Exact repetition is required: output every record in full.

(Recorded data):
↓

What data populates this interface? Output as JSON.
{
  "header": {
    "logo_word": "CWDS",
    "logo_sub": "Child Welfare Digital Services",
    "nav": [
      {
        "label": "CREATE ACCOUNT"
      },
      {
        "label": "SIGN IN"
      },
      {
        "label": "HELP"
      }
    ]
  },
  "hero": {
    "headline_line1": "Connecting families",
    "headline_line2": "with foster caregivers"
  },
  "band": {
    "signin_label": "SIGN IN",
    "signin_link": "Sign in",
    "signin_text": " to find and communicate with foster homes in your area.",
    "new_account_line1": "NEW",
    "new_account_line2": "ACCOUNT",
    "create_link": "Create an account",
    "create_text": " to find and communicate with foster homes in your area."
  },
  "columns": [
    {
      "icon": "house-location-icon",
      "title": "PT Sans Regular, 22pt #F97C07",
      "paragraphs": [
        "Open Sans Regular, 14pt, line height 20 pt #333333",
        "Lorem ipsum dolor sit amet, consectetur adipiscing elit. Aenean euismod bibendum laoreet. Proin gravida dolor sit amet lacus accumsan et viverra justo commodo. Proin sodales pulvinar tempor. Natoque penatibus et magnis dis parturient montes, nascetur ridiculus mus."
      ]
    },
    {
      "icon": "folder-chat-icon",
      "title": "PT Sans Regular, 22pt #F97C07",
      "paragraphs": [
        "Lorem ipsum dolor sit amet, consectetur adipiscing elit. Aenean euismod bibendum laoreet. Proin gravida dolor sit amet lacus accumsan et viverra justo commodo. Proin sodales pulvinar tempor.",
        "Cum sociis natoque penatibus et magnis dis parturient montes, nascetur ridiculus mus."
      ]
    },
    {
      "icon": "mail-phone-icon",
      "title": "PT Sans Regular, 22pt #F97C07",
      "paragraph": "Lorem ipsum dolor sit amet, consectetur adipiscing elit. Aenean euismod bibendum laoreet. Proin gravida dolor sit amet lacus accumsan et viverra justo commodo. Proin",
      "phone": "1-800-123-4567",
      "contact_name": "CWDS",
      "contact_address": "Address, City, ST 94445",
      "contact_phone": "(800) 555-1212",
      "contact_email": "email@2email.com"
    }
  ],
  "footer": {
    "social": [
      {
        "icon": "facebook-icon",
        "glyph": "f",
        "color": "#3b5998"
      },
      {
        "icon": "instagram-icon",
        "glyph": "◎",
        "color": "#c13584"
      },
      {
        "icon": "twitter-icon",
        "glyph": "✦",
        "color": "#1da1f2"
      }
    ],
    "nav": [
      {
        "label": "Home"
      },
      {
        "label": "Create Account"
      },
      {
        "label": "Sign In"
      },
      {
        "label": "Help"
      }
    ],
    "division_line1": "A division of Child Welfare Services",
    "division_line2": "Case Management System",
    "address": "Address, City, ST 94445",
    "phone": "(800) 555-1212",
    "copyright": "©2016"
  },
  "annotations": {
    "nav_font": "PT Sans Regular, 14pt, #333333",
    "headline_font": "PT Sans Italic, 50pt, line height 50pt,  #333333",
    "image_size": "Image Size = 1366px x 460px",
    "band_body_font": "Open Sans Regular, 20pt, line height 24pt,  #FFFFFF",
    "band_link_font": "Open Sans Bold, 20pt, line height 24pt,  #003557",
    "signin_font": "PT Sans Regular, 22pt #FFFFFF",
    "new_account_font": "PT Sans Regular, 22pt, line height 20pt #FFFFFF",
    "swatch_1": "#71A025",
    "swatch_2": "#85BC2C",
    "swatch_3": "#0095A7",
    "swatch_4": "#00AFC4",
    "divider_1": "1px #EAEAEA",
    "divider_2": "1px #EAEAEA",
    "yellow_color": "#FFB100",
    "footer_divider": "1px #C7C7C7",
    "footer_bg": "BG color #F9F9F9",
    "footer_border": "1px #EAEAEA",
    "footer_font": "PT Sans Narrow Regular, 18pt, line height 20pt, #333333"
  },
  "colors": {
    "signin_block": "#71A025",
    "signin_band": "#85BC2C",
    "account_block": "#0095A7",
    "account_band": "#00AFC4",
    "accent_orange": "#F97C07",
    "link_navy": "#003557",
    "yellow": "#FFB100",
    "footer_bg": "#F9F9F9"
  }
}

↑

(Exercise output):
What data populates this interface? Output as JSON.
{
  "header": {
    "logo_word": "CWDS",
    "logo_sub": "Child Welfare Digital Services",
    "nav": [
      {
        "label": "CREATE ACCOUNT"
      },
      {
        "label": "SIGN IN"
      },
      {
        "label": "HELP"
      }
    ]
  },
  "hero": {
    "headline_line1": "Connecting families",
    "headline_line2": "with foster caregivers"
  },
  "band": {
    "signin_label": "SIGN IN",
    "signin_link": "Sign in",
    "signin_text": " to find and communicate with foster homes in your area.",
    "new_account_line1": "NEW",
    "new_account_line2": "ACCOUNT",
    "create_link": "Create an account",
    "create_text": " to find and communicate with foster homes in your area."
  },
  "columns": [
    {
      "icon": "house-location-icon",
      "title": "PT Sans Regular, 22pt #F97C07",
      "paragraphs": [
        "Open Sans Regular, 14pt, line height 20 pt #333333",
        "Lorem ipsum dolor sit amet, consectetur adipiscing elit. Aenean euismod bibendum laoreet. Proin gravida dolor sit amet lacus accumsan et viverra justo commodo. Proin sodales pulvinar tempor. Natoque penatibus et magnis dis parturient montes, nascetur ridiculus mus."
      ]
    },
    {
      "icon": "folder-chat-icon",
      "title": "PT Sans Regular, 22pt #F97C07",
      "paragraphs": [
        "Lorem ipsum dolor sit amet, consectetur adipiscing elit. Aenean euismod bibendum laoreet. Proin gravida dolor sit amet lacus accumsan et viverra justo commodo. Proin sodales pulvinar tempor.",
        "Cum sociis natoque penatibus et magnis dis parturient montes, nascetur ridiculus mus."
      ]
    },
    {
      "icon": "mail-phone-icon",
      "title": "PT Sans Regular, 22pt #F97C07",
      "paragraph": "Lorem ipsum dolor sit amet, consectetur adipiscing elit. Aenean euismod bibendum laoreet. Proin gravida dolor sit amet lacus accumsan et viverra justo commodo. Proin",
      "phone": "1-800-123-4567",
      "contact_name": "CWDS",
      "contact_address": "Address, City, ST 94445",
      "contact_phone": "(800) 555-1212",
      "contact_email": "email@2email.com"
    }
  ],
  "footer": {
    "social": [
      {
        "icon": "facebook-icon",
        "glyph": "f",
        "color": "#3b5998"
      },
      {
        "icon": "instagram-icon",
        "glyph": "◎",
        "color": "#c13584"
      },
      {
        "icon": "twitter-icon",
        "glyph": "✦",
        "color": "#1da1f2"
      }
    ],
    "nav": [
      {
        "label": "Home"
      },
      {
        "label": "Create Account"
      },
      {
        "label": "Sign In"
      },
      {
        "label": "Help"
      }
    ],
    "division_line1": "A division of Child Welfare Services",
    "division_line2": "Case Management System",
    "address": "Address, City, ST 94445",
    "phone": "(800) 555-1212",
    "copyright": "©2016"
  },
  "annotations": {
    "nav_font": "PT Sans Regular, 14pt, #333333",
    "headline_font": "PT Sans Italic, 50pt, line height 50pt,  #333333",
    "image_size": "Image Size = 1366px x 460px",
    "band_body_font": "Open Sans Regular, 20pt, line height 24pt,  #FFFFFF",
    "band_link_font": "Open Sans Bold, 20pt, line height 24pt,  #003557",
    "signin_font": "PT Sans Regular, 22pt #FFFFFF",
    "new_account_font": "PT Sans Regular, 22pt, line height 20pt #FFFFFF",
    "swatch_1": "#71A025",
    "swatch_2": "#85BC2C",
    "swatch_3": "#0095A7",
    "swatch_4": "#00AFC4",
    "divider_1": "1px #EAEAEA",
    "divider_2": "1px #EAEAEA",
    "yellow_color": "#FFB100",
    "footer_divider": "1px #C7C7C7",
    "footer_bg": "BG color #F9F9F9",
    "footer_border": "1px #EAEAEA",
    "footer_font": "PT Sans Narrow Regular, 18pt, line height 20pt, #333333"
  },
  "colors": {
    "signin_block": "#71A025",
    "signin_band": "#85BC2C",
    "account_block": "#0095A7",
    "account_band": "#00AFC4",
    "accent_orange": "#F97C07",
    "link_navy": "#003557",
    "yellow": "#FFB100",
    "footer_bg": "#F9F9F9"
  }
}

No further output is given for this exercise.